- Do this
Every line that holds the string "icon" is to be identified and copied.

-- START OF The input --

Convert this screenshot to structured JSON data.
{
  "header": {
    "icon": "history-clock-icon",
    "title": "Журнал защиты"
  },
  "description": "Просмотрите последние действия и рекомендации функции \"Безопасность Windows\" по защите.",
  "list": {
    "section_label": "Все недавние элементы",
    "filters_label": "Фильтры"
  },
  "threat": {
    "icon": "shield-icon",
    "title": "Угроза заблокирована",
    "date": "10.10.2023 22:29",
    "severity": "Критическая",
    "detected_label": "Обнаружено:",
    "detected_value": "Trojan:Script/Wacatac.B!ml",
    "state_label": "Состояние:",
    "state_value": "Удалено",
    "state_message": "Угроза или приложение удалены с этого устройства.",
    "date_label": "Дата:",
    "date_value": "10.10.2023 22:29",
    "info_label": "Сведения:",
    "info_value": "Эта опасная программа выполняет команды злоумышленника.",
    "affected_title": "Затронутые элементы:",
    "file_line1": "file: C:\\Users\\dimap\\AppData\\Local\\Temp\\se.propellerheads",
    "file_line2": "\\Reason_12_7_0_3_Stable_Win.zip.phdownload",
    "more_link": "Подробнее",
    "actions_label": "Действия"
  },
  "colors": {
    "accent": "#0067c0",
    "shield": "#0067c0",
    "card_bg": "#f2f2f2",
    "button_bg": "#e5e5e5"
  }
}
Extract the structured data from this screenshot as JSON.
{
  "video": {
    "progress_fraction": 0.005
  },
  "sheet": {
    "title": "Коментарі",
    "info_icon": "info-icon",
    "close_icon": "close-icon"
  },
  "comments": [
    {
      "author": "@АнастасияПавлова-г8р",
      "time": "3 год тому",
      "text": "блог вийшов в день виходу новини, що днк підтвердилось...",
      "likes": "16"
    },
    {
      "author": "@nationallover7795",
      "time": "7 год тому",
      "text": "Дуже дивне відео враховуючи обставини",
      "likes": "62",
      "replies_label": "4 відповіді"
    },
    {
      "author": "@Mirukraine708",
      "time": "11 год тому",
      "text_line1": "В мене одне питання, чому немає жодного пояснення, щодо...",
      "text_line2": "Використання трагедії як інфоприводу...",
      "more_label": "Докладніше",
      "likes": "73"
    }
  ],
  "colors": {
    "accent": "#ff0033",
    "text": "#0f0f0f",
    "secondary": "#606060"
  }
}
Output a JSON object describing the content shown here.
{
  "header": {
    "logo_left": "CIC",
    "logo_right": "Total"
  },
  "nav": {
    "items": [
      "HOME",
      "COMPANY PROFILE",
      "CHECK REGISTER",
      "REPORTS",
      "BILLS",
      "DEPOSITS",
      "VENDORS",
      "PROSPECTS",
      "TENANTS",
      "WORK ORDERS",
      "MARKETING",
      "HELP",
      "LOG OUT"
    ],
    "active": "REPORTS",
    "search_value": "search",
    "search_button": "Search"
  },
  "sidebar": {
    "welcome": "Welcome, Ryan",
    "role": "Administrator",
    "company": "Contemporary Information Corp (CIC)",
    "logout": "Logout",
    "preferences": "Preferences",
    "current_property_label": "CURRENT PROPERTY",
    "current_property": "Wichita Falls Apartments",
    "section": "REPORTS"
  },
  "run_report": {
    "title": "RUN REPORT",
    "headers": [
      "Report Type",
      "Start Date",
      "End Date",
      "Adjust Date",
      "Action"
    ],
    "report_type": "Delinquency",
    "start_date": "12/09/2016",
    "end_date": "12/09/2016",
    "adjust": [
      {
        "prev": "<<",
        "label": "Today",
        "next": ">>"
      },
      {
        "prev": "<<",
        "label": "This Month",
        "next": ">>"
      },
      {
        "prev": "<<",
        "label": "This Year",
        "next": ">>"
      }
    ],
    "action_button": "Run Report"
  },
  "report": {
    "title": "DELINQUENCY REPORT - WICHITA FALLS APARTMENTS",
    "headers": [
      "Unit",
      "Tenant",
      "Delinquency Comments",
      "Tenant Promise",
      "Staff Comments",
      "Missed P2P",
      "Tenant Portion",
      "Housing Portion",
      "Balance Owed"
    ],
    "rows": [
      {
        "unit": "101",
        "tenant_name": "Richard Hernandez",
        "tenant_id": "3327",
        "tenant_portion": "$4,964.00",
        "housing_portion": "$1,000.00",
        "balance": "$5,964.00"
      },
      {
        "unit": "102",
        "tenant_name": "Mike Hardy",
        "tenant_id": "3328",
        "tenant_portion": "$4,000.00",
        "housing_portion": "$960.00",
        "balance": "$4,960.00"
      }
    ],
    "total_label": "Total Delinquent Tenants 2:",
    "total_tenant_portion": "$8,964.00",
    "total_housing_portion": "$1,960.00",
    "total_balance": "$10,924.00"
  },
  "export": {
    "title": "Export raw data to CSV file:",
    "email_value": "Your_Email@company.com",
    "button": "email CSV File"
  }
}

-- END OF The input --

- Result
    "icon": "history-clock-icon",
    "icon": "shield-icon",
    "info_icon": "info-icon",
    "close_icon": "close-icon"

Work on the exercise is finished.